## Directions
Copy the records below exactly, from the line containing "Read out every word on this page." through the last line, and leave out every picture.

## Available data
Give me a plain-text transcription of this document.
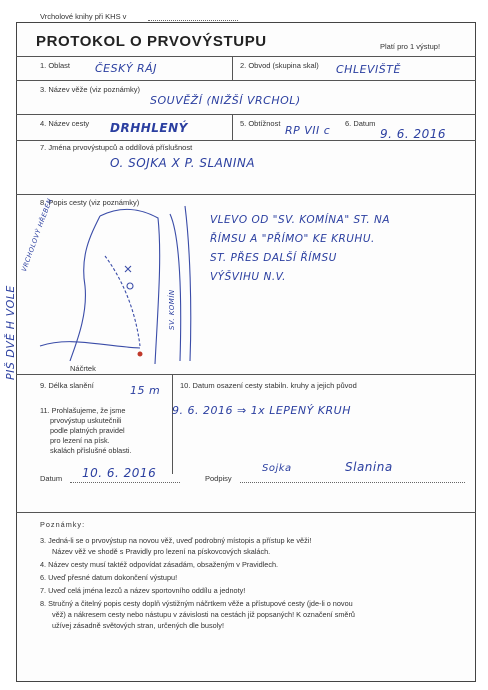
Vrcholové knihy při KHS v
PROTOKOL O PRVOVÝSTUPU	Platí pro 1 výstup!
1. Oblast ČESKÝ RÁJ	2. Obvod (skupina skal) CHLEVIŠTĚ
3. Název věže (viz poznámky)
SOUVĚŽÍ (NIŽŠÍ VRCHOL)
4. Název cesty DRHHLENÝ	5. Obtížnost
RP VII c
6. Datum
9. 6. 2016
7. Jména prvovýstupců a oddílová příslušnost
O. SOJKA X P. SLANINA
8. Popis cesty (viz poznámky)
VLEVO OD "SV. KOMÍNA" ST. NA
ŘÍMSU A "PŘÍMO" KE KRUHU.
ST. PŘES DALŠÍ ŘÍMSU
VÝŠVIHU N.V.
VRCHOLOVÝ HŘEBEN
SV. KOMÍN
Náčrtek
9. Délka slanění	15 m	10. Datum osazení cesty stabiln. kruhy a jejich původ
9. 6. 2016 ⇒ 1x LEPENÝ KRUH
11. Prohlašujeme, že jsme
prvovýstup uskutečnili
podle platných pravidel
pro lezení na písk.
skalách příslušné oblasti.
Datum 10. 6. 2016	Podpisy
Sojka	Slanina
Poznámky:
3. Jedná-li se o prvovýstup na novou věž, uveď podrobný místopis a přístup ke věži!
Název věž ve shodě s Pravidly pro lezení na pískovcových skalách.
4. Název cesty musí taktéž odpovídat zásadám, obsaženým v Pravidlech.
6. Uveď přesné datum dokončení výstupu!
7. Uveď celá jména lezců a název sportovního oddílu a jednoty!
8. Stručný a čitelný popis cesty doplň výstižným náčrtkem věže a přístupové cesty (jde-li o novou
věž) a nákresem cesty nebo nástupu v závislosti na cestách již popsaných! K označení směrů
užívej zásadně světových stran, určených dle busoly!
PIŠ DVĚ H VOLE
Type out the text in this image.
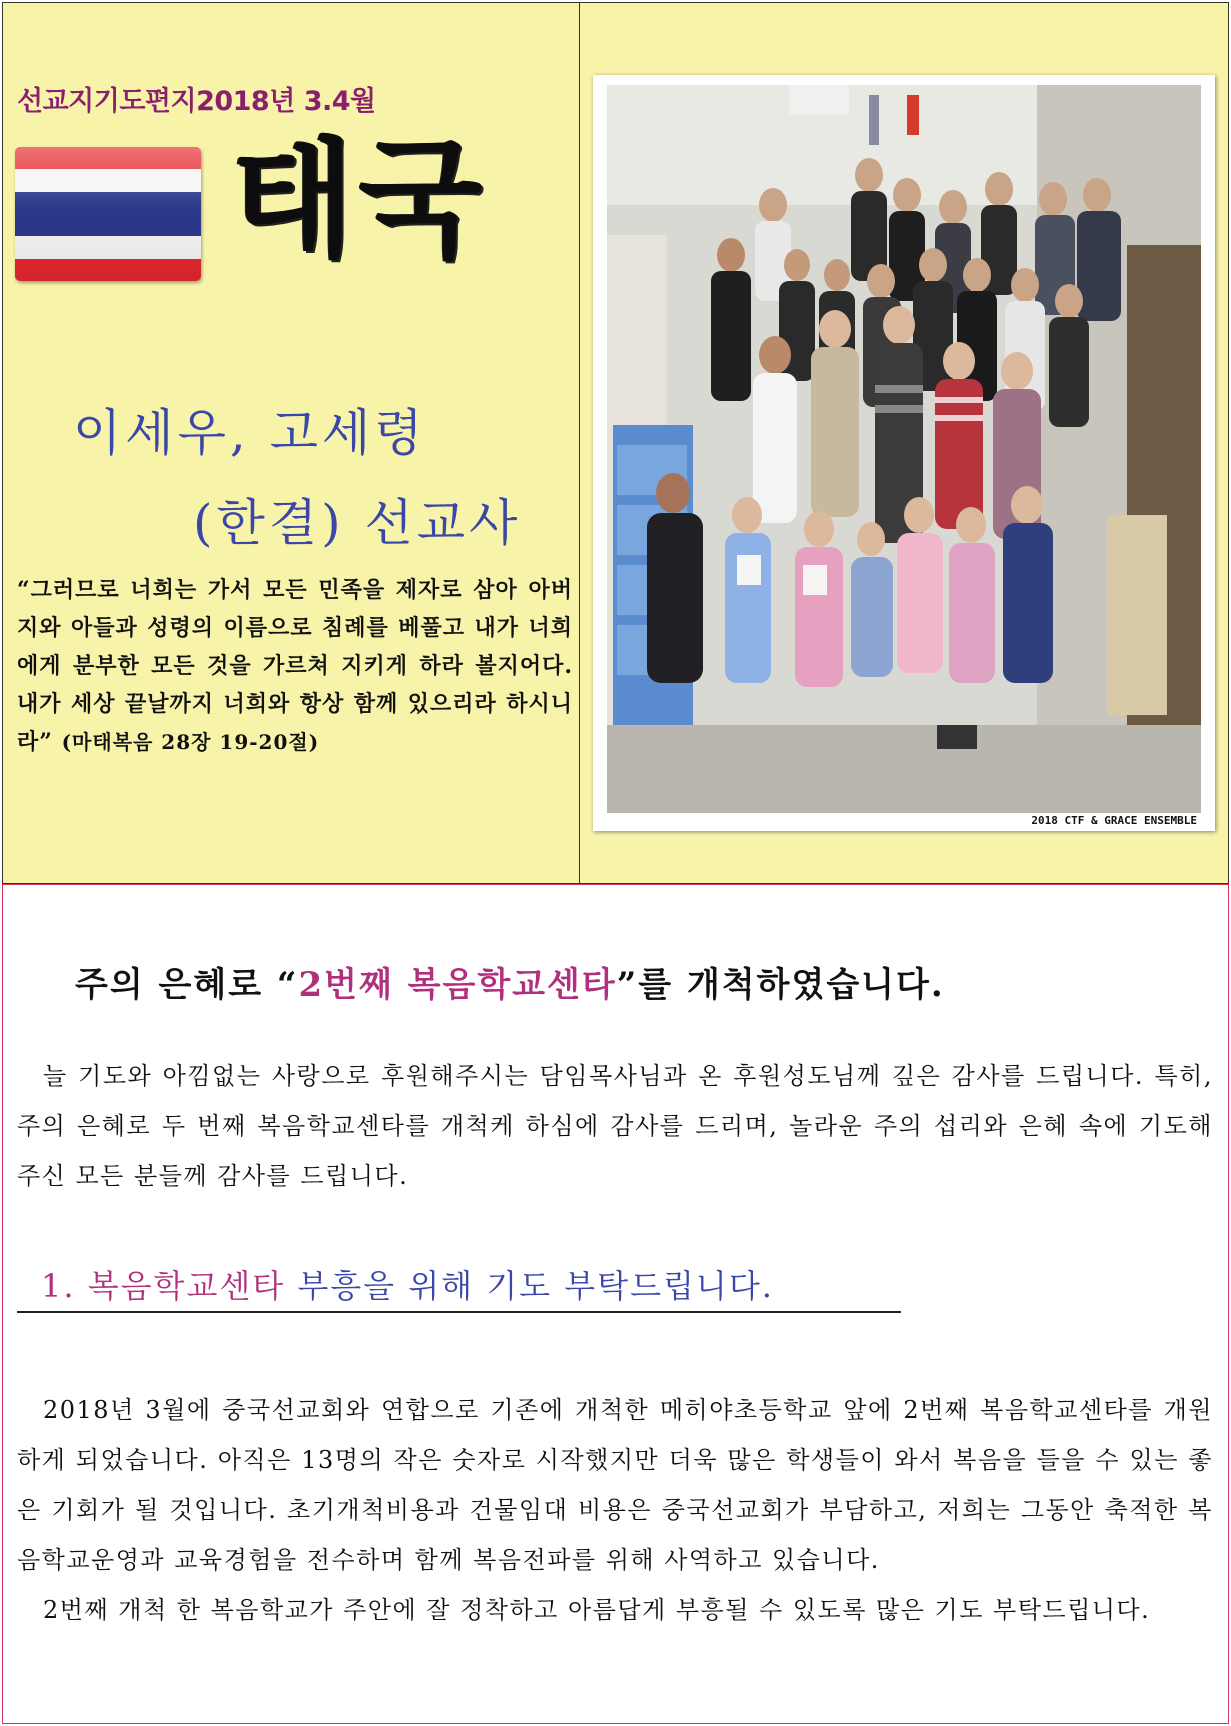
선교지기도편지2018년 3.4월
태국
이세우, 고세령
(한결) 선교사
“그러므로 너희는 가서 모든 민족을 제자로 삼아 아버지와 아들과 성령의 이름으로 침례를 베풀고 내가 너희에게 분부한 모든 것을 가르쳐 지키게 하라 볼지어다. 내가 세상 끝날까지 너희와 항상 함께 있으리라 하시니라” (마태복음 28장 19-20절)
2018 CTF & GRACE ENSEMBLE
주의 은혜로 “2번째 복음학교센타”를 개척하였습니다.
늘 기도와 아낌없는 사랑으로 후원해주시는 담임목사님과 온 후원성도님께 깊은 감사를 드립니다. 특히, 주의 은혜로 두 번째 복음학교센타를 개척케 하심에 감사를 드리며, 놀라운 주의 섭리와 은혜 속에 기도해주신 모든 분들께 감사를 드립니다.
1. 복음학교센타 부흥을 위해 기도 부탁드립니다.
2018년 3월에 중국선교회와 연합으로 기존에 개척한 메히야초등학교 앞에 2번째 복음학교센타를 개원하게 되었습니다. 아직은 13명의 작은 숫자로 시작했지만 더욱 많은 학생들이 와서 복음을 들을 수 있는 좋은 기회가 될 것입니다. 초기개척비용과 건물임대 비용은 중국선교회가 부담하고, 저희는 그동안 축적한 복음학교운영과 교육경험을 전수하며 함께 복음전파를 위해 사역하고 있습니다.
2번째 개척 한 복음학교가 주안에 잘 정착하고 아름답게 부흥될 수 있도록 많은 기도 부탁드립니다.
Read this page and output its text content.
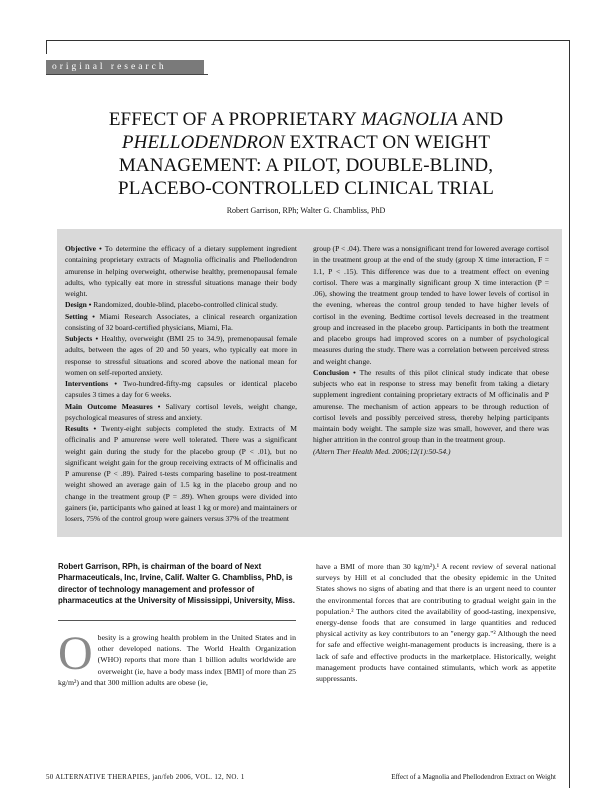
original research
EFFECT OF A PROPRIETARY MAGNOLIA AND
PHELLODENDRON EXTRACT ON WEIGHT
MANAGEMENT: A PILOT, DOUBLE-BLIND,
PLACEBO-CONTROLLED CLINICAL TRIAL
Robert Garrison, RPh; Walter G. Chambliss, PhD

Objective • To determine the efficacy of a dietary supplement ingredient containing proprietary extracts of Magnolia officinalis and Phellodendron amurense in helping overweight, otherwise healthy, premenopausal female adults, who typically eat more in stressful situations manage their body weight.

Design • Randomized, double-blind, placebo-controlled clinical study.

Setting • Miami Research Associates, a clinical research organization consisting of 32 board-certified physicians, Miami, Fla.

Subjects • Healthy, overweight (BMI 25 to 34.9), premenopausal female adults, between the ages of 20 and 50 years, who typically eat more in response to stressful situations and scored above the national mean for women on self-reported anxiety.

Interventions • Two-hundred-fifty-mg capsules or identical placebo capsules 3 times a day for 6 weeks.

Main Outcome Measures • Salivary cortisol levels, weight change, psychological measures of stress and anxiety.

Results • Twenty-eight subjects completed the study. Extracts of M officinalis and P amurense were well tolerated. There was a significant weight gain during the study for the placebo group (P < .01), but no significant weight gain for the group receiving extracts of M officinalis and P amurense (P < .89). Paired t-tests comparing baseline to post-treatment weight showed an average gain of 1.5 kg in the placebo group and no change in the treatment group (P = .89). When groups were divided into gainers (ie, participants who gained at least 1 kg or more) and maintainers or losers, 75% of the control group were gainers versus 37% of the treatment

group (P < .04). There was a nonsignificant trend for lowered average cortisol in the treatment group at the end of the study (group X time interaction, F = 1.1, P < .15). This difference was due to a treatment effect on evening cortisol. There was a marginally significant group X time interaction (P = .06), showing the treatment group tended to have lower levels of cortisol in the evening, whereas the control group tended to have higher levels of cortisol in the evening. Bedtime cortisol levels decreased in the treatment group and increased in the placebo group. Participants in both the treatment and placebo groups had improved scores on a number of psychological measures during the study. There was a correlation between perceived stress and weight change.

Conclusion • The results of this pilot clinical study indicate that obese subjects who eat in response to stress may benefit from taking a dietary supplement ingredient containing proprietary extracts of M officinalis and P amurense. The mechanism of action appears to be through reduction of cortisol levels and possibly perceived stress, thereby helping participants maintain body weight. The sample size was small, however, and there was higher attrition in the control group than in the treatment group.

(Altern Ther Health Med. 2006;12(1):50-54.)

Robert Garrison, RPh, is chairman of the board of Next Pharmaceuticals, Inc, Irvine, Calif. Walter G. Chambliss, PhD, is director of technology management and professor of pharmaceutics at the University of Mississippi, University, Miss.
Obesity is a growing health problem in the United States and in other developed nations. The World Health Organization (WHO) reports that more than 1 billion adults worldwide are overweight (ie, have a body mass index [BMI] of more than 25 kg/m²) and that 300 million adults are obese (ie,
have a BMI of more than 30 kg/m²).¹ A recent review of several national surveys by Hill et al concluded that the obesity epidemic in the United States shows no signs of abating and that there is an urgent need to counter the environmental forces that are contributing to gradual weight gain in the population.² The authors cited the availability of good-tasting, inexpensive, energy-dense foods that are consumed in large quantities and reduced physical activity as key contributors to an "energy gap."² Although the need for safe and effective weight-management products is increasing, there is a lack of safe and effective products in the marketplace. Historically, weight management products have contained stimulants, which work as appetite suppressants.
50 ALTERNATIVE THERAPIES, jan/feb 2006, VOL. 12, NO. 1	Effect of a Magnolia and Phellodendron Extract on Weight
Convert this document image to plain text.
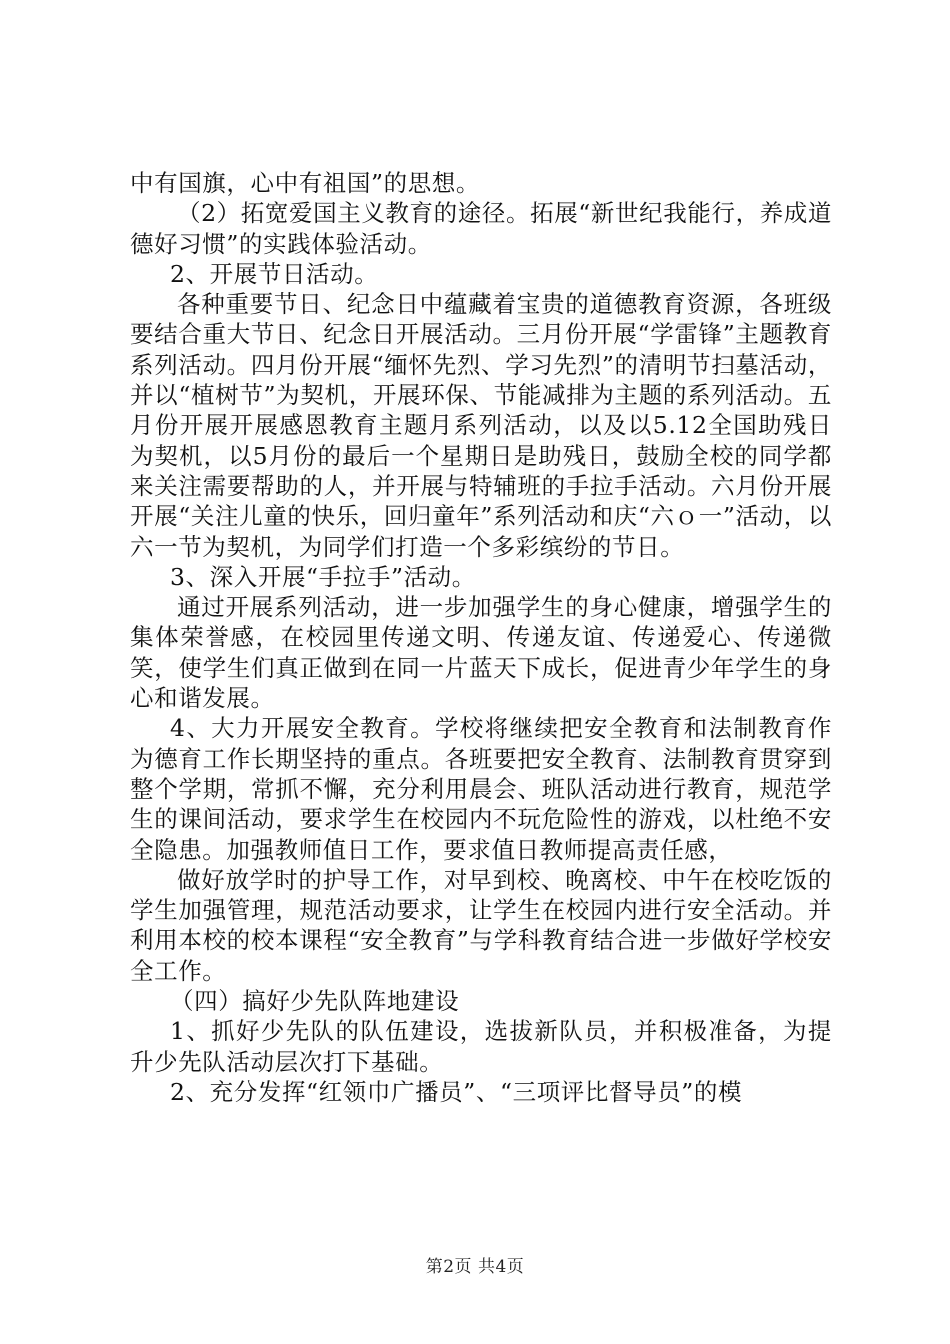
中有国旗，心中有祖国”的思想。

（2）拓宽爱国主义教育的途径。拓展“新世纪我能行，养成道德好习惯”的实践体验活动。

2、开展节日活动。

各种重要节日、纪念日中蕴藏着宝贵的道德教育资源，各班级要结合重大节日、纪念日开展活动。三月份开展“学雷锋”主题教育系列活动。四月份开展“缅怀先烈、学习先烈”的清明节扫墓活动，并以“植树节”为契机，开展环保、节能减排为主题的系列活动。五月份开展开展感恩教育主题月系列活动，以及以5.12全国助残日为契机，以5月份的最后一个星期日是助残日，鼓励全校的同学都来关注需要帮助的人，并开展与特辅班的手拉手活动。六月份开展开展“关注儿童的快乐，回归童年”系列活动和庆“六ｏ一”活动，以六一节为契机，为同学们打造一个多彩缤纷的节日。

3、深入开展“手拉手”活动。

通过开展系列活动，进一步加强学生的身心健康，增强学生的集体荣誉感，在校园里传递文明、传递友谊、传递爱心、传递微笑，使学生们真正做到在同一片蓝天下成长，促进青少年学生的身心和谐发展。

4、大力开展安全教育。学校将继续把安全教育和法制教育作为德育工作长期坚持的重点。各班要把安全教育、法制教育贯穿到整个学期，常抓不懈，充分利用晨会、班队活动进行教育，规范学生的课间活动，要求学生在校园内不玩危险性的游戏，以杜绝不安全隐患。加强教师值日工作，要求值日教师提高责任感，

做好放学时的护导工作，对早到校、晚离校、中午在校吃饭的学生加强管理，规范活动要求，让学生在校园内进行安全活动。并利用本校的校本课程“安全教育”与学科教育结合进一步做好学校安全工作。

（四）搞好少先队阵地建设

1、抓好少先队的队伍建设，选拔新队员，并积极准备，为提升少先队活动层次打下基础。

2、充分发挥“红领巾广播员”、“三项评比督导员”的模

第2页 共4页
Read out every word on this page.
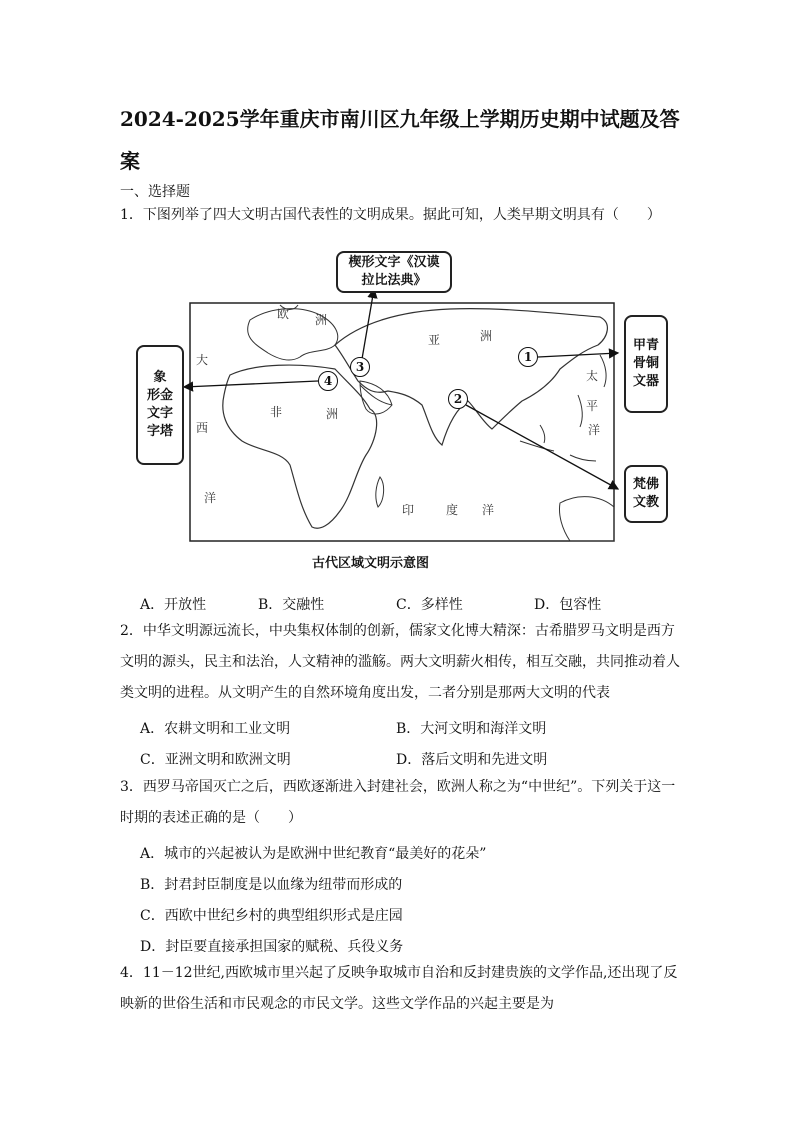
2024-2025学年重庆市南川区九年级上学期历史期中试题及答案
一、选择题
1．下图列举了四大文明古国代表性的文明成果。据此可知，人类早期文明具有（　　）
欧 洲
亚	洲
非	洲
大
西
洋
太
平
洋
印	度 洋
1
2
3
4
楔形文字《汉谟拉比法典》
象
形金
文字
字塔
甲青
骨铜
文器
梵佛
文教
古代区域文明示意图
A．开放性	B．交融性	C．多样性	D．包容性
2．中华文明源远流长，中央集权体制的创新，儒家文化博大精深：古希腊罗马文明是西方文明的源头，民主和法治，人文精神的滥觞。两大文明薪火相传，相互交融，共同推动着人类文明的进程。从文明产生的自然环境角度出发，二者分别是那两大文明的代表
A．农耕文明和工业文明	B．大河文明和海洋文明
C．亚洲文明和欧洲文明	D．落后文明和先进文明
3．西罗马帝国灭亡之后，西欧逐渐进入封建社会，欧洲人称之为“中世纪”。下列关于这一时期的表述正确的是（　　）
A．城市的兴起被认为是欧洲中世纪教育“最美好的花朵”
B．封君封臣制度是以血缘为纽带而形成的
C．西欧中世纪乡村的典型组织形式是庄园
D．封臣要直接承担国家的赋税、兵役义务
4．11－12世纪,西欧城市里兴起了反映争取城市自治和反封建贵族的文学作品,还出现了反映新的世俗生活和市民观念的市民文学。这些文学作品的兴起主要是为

## Finished task
Read out every word on this page.
2024-2025学年重庆市南川区九年级上学期历史期中试题及答案
一、选择题
1．下图列举了四大文明古国代表性的文明成果。据此可知，人类早期文明具有（　　）
欧 洲
亚	洲
非	洲
大
西
洋
太
平
洋
印	度 洋
1
2
3
4
楔形文字《汉谟拉比法典》
象
形金
文字
字塔
甲青
骨铜
文器
梵佛
文教
古代区域文明示意图
A．开放性	B．交融性	C．多样性	D．包容性
2．中华文明源远流长，中央集权体制的创新，儒家文化博大精深：古希腊罗马文明是西方文明的源头，民主和法治，人文精神的滥觞。两大文明薪火相传，相互交融，共同推动着人类文明的进程。从文明产生的自然环境角度出发，二者分别是那两大文明的代表
A．农耕文明和工业文明	B．大河文明和海洋文明
C．亚洲文明和欧洲文明	D．落后文明和先进文明
3．西罗马帝国灭亡之后，西欧逐渐进入封建社会，欧洲人称之为“中世纪”。下列关于这一时期的表述正确的是（　　）
A．城市的兴起被认为是欧洲中世纪教育“最美好的花朵”
B．封君封臣制度是以血缘为纽带而形成的
C．西欧中世纪乡村的典型组织形式是庄园
D．封臣要直接承担国家的赋税、兵役义务
4．11－12世纪,西欧城市里兴起了反映争取城市自治和反封建贵族的文学作品,还出现了反映新的世俗生活和市民观念的市民文学。这些文学作品的兴起主要是为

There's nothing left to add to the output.